Task prompt: Return every record exactly as written.

Record extracts:
BEGIN

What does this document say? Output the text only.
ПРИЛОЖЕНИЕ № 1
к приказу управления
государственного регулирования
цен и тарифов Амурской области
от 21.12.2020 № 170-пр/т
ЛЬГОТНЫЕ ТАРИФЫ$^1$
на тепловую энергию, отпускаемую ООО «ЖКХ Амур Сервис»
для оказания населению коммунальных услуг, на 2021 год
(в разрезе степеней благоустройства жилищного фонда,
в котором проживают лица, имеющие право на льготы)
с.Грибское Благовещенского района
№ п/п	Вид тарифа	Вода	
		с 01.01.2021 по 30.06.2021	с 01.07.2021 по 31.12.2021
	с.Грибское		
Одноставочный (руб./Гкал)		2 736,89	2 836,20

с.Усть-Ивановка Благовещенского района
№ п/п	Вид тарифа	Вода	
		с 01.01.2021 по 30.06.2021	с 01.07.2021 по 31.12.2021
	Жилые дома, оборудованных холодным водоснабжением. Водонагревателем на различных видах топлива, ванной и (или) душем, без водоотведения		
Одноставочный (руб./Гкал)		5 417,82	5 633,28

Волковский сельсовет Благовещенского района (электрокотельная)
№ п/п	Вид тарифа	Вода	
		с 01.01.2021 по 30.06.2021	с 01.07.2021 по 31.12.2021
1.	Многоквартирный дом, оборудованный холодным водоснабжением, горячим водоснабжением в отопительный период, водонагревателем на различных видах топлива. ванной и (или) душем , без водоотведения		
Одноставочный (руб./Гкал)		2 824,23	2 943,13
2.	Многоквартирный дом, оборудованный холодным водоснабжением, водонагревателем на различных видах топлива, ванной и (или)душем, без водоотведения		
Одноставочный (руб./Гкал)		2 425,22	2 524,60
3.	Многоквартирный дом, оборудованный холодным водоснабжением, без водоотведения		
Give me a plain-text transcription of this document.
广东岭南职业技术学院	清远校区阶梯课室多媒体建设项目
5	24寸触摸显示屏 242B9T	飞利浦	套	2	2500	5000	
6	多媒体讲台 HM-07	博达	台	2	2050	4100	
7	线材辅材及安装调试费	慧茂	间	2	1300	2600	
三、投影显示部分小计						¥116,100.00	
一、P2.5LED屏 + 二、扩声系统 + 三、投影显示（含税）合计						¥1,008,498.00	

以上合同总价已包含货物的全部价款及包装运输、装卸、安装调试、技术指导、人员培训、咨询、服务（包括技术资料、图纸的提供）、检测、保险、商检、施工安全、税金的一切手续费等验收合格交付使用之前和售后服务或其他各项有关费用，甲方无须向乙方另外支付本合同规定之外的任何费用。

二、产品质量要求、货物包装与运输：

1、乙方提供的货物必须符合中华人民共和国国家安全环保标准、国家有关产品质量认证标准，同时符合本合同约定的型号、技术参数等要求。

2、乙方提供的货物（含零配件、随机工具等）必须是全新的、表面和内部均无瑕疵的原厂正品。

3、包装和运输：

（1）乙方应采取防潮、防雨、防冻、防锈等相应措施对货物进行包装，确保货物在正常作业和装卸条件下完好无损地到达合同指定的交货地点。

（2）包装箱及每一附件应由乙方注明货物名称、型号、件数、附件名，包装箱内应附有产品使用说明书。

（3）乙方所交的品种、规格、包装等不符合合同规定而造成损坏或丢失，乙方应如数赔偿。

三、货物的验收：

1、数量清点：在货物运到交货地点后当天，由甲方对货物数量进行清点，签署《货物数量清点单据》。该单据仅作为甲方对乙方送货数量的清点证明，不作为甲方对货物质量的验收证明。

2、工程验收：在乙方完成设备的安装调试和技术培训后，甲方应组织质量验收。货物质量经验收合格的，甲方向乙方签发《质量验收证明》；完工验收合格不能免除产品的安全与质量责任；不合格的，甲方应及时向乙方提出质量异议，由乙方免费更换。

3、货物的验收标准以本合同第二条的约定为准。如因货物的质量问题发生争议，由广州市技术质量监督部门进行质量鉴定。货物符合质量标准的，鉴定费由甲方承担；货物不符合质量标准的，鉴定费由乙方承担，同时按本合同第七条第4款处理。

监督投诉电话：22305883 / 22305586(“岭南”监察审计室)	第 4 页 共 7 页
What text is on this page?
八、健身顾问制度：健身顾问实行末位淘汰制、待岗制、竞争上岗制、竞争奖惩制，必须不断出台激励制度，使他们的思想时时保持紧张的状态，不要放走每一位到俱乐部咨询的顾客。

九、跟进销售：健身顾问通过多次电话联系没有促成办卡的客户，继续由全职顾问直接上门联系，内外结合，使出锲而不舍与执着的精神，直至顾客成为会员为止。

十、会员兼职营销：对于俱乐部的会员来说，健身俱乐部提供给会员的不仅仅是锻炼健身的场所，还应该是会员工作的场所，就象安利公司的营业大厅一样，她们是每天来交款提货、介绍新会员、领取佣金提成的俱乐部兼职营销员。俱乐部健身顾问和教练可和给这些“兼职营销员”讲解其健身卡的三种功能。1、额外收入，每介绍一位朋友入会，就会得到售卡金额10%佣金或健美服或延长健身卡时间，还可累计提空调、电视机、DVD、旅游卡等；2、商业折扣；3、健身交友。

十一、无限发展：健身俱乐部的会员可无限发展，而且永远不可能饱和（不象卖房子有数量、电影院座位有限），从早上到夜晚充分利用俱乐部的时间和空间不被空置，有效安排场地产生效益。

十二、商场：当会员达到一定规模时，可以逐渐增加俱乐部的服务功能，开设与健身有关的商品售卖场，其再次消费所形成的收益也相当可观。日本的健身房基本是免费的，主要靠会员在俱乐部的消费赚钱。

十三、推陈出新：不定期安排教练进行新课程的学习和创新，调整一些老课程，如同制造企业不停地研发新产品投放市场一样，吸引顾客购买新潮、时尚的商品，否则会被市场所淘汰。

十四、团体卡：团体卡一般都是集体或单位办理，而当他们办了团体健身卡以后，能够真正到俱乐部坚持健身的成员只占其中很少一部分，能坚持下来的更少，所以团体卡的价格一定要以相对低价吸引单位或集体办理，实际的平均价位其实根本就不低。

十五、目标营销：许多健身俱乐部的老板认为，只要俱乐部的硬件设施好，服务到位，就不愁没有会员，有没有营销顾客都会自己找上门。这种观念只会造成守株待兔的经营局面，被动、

END

Problem solution:
What does this document say? Output the text only.
ПРИЛОЖЕНИЕ № 1
к приказу управления
государственного регулирования
цен и тарифов Амурской области
от 21.12.2020 № 170-пр/т
ЛЬГОТНЫЕ ТАРИФЫ$^1$
на тепловую энергию, отпускаемую ООО «ЖКХ Амур Сервис»
для оказания населению коммунальных услуг, на 2021 год
(в разрезе степеней благоустройства жилищного фонда,
в котором проживают лица, имеющие право на льготы)
с.Грибское Благовещенского района
№ п/п	Вид тарифа	Вода	
		с 01.01.2021 по 30.06.2021	с 01.07.2021 по 31.12.2021
	с.Грибское		
Одноставочный (руб./Гкал)		2 736,89	2 836,20

с.Усть-Ивановка Благовещенского района
№ п/п	Вид тарифа	Вода	
		с 01.01.2021 по 30.06.2021	с 01.07.2021 по 31.12.2021
	Жилые дома, оборудованных холодным водоснабжением. Водонагревателем на различных видах топлива, ванной и (или) душем, без водоотведения		
Одноставочный (руб./Гкал)		5 417,82	5 633,28

Волковский сельсовет Благовещенского района (электрокотельная)
№ п/п	Вид тарифа	Вода	
		с 01.01.2021 по 30.06.2021	с 01.07.2021 по 31.12.2021
1.	Многоквартирный дом, оборудованный холодным водоснабжением, горячим водоснабжением в отопительный период, водонагревателем на различных видах топлива. ванной и (или) душем , без водоотведения		
Одноставочный (руб./Гкал)		2 824,23	2 943,13
2.	Многоквартирный дом, оборудованный холодным водоснабжением, водонагревателем на различных видах топлива, ванной и (или)душем, без водоотведения		
Одноставочный (руб./Гкал)		2 425,22	2 524,60
3.	Многоквартирный дом, оборудованный холодным водоснабжением, без водоотведения		
Give me a plain-text transcription of this document.
广东岭南职业技术学院	清远校区阶梯课室多媒体建设项目
5	24寸触摸显示屏 242B9T	飞利浦	套	2	2500	5000	
6	多媒体讲台 HM-07	博达	台	2	2050	4100	
7	线材辅材及安装调试费	慧茂	间	2	1300	2600	
三、投影显示部分小计						¥116,100.00	
一、P2.5LED屏 + 二、扩声系统 + 三、投影显示（含税）合计						¥1,008,498.00	

以上合同总价已包含货物的全部价款及包装运输、装卸、安装调试、技术指导、人员培训、咨询、服务（包括技术资料、图纸的提供）、检测、保险、商检、施工安全、税金的一切手续费等验收合格交付使用之前和售后服务或其他各项有关费用，甲方无须向乙方另外支付本合同规定之外的任何费用。

二、产品质量要求、货物包装与运输：

1、乙方提供的货物必须符合中华人民共和国国家安全环保标准、国家有关产品质量认证标准，同时符合本合同约定的型号、技术参数等要求。

2、乙方提供的货物（含零配件、随机工具等）必须是全新的、表面和内部均无瑕疵的原厂正品。

3、包装和运输：

（1）乙方应采取防潮、防雨、防冻、防锈等相应措施对货物进行包装，确保货物在正常作业和装卸条件下完好无损地到达合同指定的交货地点。

（2）包装箱及每一附件应由乙方注明货物名称、型号、件数、附件名，包装箱内应附有产品使用说明书。

（3）乙方所交的品种、规格、包装等不符合合同规定而造成损坏或丢失，乙方应如数赔偿。

三、货物的验收：

1、数量清点：在货物运到交货地点后当天，由甲方对货物数量进行清点，签署《货物数量清点单据》。该单据仅作为甲方对乙方送货数量的清点证明，不作为甲方对货物质量的验收证明。

2、工程验收：在乙方完成设备的安装调试和技术培训后，甲方应组织质量验收。货物质量经验收合格的，甲方向乙方签发《质量验收证明》；完工验收合格不能免除产品的安全与质量责任；不合格的，甲方应及时向乙方提出质量异议，由乙方免费更换。

3、货物的验收标准以本合同第二条的约定为准。如因货物的质量问题发生争议，由广州市技术质量监督部门进行质量鉴定。货物符合质量标准的，鉴定费由甲方承担；货物不符合质量标准的，鉴定费由乙方承担，同时按本合同第七条第4款处理。

监督投诉电话：22305883 / 22305586(“岭南”监察审计室)	第 4 页 共 7 页
What text is on this page?
八、健身顾问制度：健身顾问实行末位淘汰制、待岗制、竞争上岗制、竞争奖惩制，必须不断出台激励制度，使他们的思想时时保持紧张的状态，不要放走每一位到俱乐部咨询的顾客。

九、跟进销售：健身顾问通过多次电话联系没有促成办卡的客户，继续由全职顾问直接上门联系，内外结合，使出锲而不舍与执着的精神，直至顾客成为会员为止。

十、会员兼职营销：对于俱乐部的会员来说，健身俱乐部提供给会员的不仅仅是锻炼健身的场所，还应该是会员工作的场所，就象安利公司的营业大厅一样，她们是每天来交款提货、介绍新会员、领取佣金提成的俱乐部兼职营销员。俱乐部健身顾问和教练可和给这些“兼职营销员”讲解其健身卡的三种功能。1、额外收入，每介绍一位朋友入会，就会得到售卡金额10%佣金或健美服或延长健身卡时间，还可累计提空调、电视机、DVD、旅游卡等；2、商业折扣；3、健身交友。

十一、无限发展：健身俱乐部的会员可无限发展，而且永远不可能饱和（不象卖房子有数量、电影院座位有限），从早上到夜晚充分利用俱乐部的时间和空间不被空置，有效安排场地产生效益。

十二、商场：当会员达到一定规模时，可以逐渐增加俱乐部的服务功能，开设与健身有关的商品售卖场，其再次消费所形成的收益也相当可观。日本的健身房基本是免费的，主要靠会员在俱乐部的消费赚钱。

十三、推陈出新：不定期安排教练进行新课程的学习和创新，调整一些老课程，如同制造企业不停地研发新产品投放市场一样，吸引顾客购买新潮、时尚的商品，否则会被市场所淘汰。

十四、团体卡：团体卡一般都是集体或单位办理，而当他们办了团体健身卡以后，能够真正到俱乐部坚持健身的成员只占其中很少一部分，能坚持下来的更少，所以团体卡的价格一定要以相对低价吸引单位或集体办理，实际的平均价位其实根本就不低。

十五、目标营销：许多健身俱乐部的老板认为，只要俱乐部的硬件设施好，服务到位，就不愁没有会员，有没有营销顾客都会自己找上门。这种观念只会造成守株待兔的经营局面，被动、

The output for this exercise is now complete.